What is required ->
Output each entry below as it stands, leaving out every picture.

(Data entries)
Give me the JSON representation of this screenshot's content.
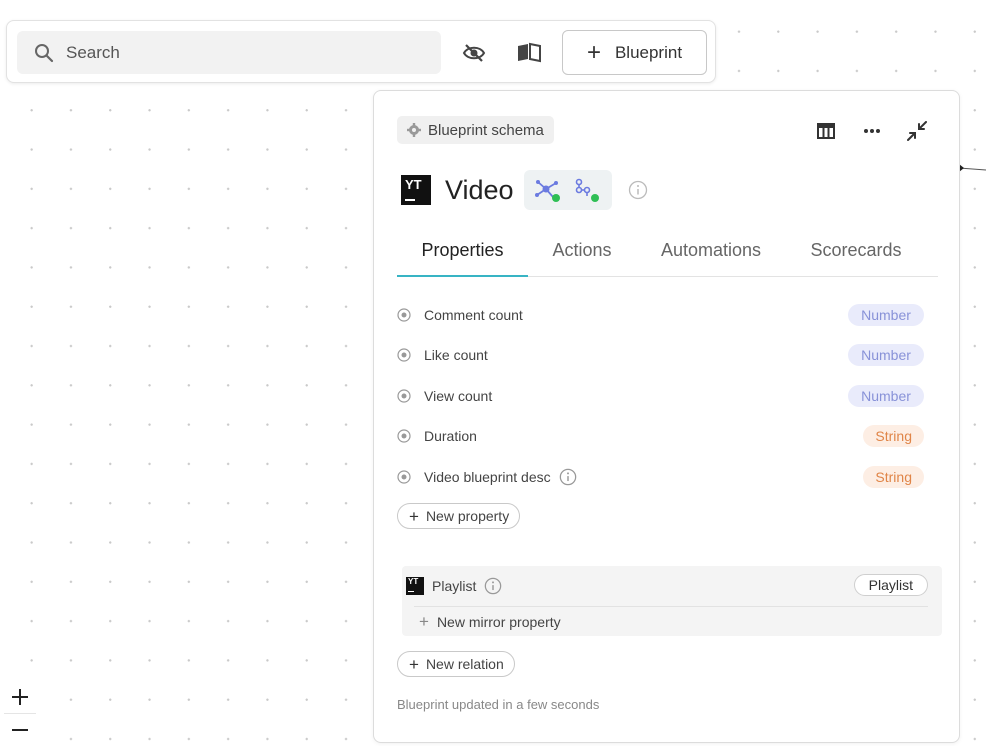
{
  "toolbar": {
    "search_placeholder": "Search",
    "blueprint_button": "Blueprint"
  },
  "panel": {
    "chip_label": "Blueprint schema",
    "title": "Video",
    "tabs": [
      "Properties",
      "Actions",
      "Automations",
      "Scorecards"
    ],
    "active_tab": "Properties",
    "properties": [
      {
        "name": "Comment count",
        "type": "Number",
        "has_info": false
      },
      {
        "name": "Like count",
        "type": "Number",
        "has_info": false
      },
      {
        "name": "View count",
        "type": "Number",
        "has_info": false
      },
      {
        "name": "Duration",
        "type": "String",
        "has_info": false
      },
      {
        "name": "Video blueprint desc",
        "type": "String",
        "has_info": true
      }
    ],
    "new_property_label": "New property",
    "relation": {
      "name": "Playlist",
      "target": "Playlist"
    },
    "new_mirror_label": "New mirror property",
    "new_relation_label": "New relation",
    "footer": "Blueprint updated in a few seconds"
  },
  "colors": {
    "active_tab_underline": "#38b4c4",
    "number_badge_bg": "#e9ebfb",
    "number_badge_text": "#8892d8",
    "string_badge_bg": "#fdeee4",
    "string_badge_text": "#e08548"
  },
  "icons": [
    "search-icon",
    "eye-off-icon",
    "book-open-icon",
    "table-icon",
    "more-icon",
    "collapse-icon",
    "gear-icon",
    "info-icon",
    "target-icon",
    "plus-icon",
    "zoom-in-icon",
    "zoom-out-icon"
  ]
}
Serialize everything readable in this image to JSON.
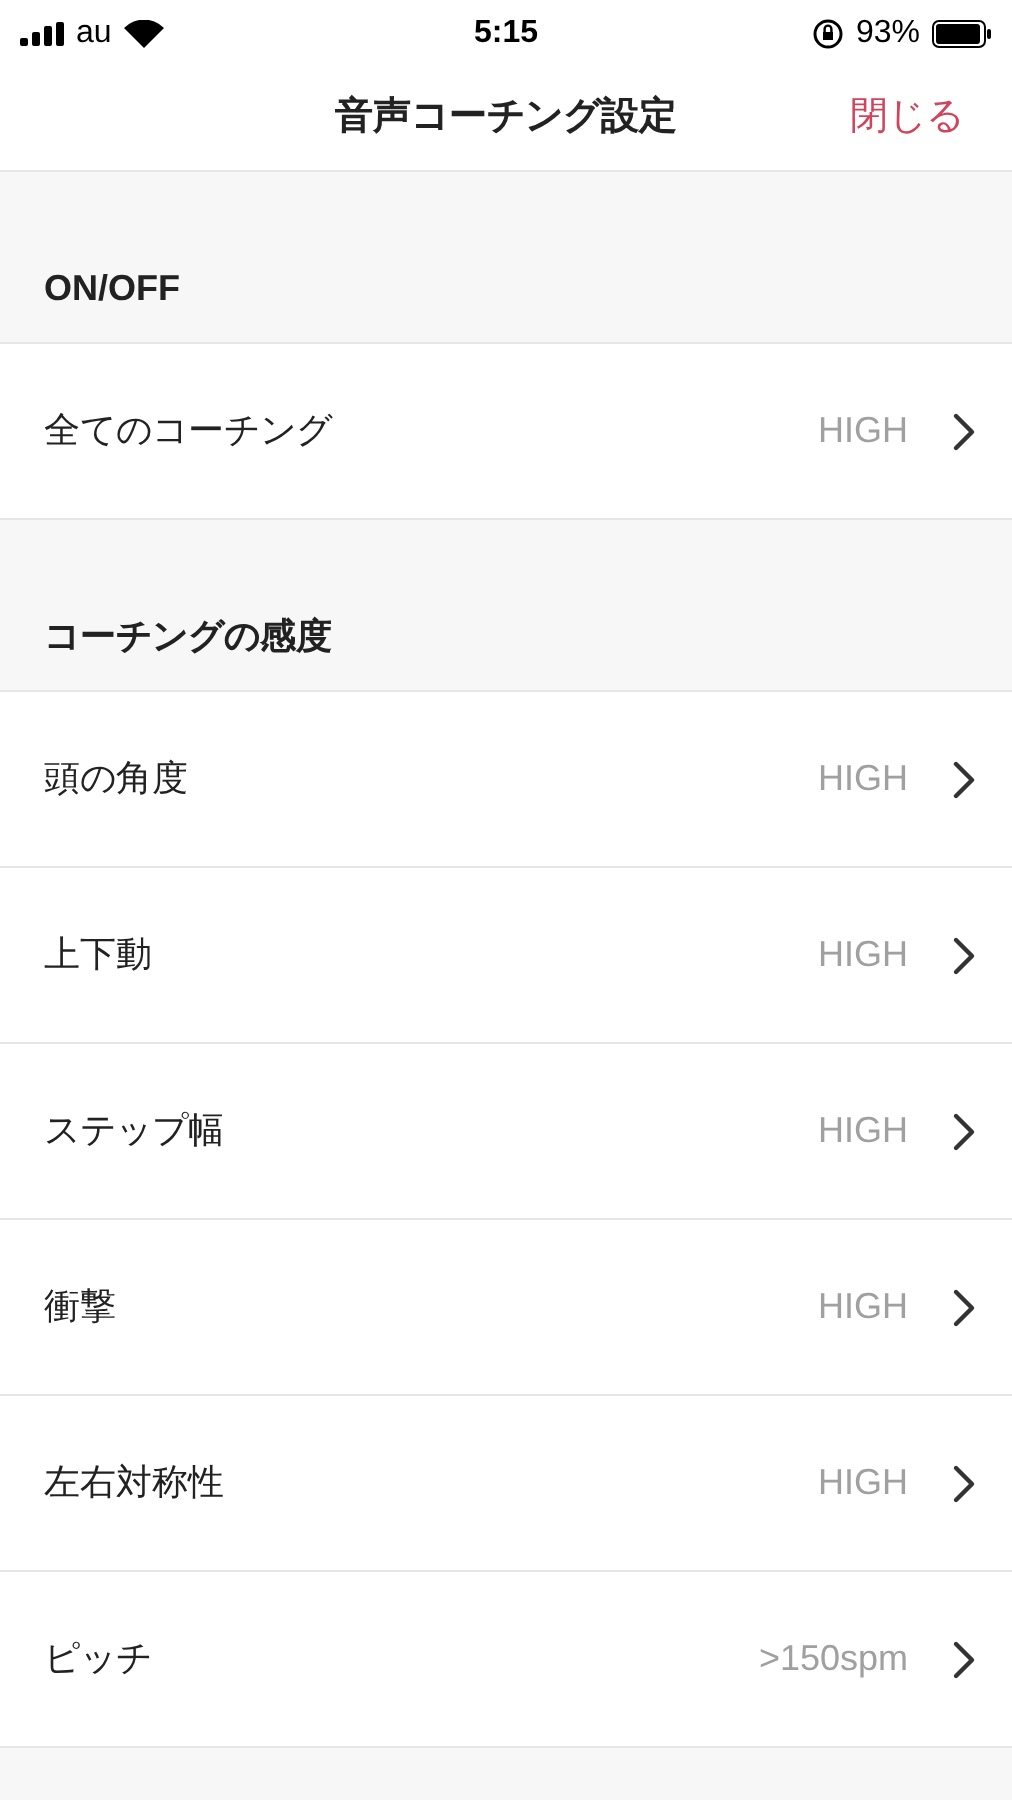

Response ->
Give me the JSON representation of this screenshot's content.
{
  "toolbar": {
    "search_placeholder": "Search",
    "blueprint_button": "Blueprint"
  },
  "panel": {
    "chip_label": "Blueprint schema",
    "title": "Video",
    "tabs": [
      "Properties",
      "Actions",
      "Automations",
      "Scorecards"
    ],
    "active_tab": "Properties",
    "properties": [
      {
        "name": "Comment count",
        "type": "Number",
        "has_info": false
      },
      {
        "name": "Like count",
        "type": "Number",
        "has_info": false
      },
      {
        "name": "View count",
        "type": "Number",
        "has_info": false
      },
      {
        "name": "Duration",
        "type": "String",
        "has_info": false
      },
      {
        "name": "Video blueprint desc",
        "type": "String",
        "has_info": true
      }
    ],
    "new_property_label": "New property",
    "relation": {
      "name": "Playlist",
      "target": "Playlist"
    },
    "new_mirror_label": "New mirror property",
    "new_relation_label": "New relation",
    "footer": "Blueprint updated in a few seconds"
  },
  "colors": {
    "active_tab_underline": "#38b4c4",
    "number_badge_bg": "#e9ebfb",
    "number_badge_text": "#8892d8",
    "string_badge_bg": "#fdeee4",
    "string_badge_text": "#e08548"
  },
  "icons": [
    "search-icon",
    "eye-off-icon",
    "book-open-icon",
    "table-icon",
    "more-icon",
    "collapse-icon",
    "gear-icon",
    "info-icon",
    "target-icon",
    "plus-icon",
    "zoom-in-icon",
    "zoom-out-icon"
  ]
}
Serialize everything readable in this image to JSON.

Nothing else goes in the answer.